TO BE DONE: What is the number of lines containing the word "Make"? Give that number alone.

::: EXERCISE INPUT :::

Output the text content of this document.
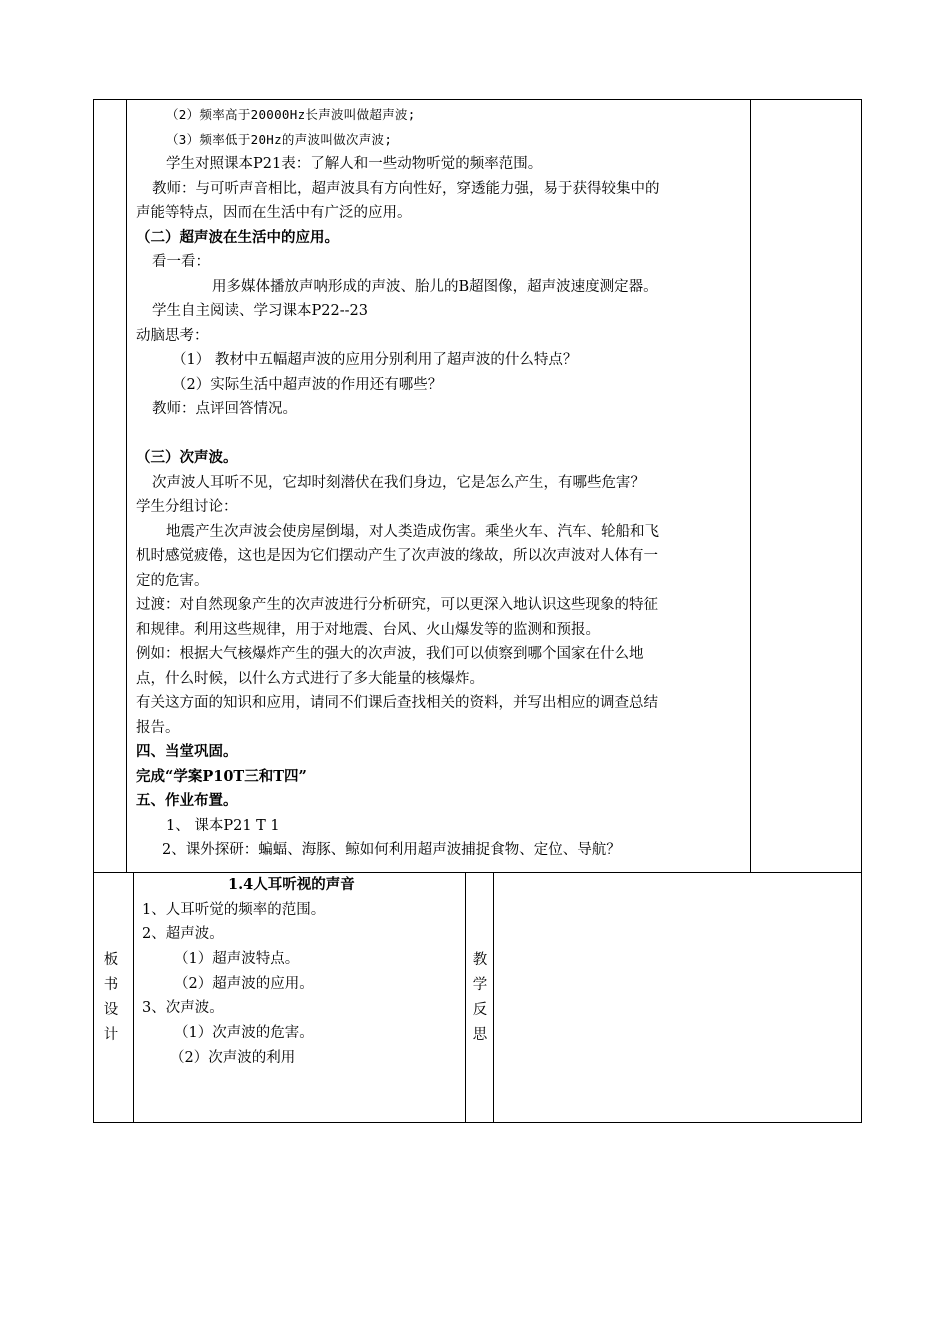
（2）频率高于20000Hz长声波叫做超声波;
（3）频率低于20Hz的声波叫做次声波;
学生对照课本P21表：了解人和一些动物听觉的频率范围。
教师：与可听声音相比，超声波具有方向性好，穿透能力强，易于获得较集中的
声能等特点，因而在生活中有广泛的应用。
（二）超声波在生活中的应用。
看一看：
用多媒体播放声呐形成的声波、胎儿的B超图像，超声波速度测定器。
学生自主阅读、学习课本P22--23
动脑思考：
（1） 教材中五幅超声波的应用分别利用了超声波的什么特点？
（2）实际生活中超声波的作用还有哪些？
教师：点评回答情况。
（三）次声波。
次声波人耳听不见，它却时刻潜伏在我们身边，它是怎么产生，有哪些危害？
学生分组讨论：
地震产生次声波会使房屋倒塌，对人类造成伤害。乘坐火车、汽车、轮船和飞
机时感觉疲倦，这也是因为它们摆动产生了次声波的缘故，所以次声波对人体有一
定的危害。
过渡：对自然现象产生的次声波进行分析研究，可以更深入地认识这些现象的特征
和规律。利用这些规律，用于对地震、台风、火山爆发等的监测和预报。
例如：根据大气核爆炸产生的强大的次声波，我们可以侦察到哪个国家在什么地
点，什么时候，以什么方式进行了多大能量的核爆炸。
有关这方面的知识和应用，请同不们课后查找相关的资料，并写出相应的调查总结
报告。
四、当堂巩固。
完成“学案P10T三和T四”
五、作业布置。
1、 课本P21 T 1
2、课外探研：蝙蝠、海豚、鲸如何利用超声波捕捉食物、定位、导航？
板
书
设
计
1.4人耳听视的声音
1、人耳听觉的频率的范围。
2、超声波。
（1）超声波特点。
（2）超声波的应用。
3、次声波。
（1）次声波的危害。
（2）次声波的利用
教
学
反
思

:::
::: EXERCISE INPUT :::

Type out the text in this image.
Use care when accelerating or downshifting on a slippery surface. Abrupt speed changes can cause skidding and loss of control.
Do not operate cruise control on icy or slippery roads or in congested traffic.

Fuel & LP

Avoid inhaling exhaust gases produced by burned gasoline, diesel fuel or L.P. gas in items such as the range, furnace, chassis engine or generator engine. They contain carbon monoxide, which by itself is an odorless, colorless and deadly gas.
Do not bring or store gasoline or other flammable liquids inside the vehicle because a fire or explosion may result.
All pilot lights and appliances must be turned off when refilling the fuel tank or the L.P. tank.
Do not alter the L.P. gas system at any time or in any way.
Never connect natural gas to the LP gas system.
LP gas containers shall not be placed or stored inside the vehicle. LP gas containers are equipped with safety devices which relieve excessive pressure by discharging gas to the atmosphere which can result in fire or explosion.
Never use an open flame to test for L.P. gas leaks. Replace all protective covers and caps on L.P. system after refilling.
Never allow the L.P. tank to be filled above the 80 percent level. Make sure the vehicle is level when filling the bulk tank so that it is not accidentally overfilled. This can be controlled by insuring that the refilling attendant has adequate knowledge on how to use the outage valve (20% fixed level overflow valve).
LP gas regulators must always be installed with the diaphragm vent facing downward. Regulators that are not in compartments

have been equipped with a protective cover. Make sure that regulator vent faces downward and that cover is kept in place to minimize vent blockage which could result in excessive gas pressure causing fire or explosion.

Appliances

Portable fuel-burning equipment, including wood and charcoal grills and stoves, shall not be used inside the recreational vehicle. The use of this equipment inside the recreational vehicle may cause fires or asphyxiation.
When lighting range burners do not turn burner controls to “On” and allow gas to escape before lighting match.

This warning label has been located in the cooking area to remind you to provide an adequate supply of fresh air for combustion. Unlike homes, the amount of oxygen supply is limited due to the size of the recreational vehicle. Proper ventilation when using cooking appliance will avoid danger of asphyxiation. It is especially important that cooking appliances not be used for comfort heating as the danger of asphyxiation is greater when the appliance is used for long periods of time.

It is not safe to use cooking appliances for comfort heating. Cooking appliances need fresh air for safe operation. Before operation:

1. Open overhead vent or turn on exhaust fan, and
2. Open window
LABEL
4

:::
::: EXERCISE INPUT :::

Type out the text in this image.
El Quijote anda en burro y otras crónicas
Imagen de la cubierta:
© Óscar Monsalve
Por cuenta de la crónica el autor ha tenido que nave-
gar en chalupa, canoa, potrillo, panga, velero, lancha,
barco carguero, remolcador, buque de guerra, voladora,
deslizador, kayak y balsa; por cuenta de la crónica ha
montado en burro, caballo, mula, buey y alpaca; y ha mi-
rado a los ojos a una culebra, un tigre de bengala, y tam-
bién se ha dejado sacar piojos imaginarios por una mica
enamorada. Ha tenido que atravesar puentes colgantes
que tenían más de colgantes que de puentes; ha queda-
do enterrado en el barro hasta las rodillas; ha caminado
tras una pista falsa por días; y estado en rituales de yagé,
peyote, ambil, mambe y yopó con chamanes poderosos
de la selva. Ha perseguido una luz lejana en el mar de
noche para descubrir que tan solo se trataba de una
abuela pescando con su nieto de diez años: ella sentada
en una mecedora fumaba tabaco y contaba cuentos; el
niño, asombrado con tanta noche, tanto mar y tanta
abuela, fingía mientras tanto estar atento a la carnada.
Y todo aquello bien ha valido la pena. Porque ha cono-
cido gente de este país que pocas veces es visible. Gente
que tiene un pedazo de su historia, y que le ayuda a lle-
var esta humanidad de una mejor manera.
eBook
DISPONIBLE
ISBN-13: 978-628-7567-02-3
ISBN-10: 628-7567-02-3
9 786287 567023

:::

TASK ANSWER: 2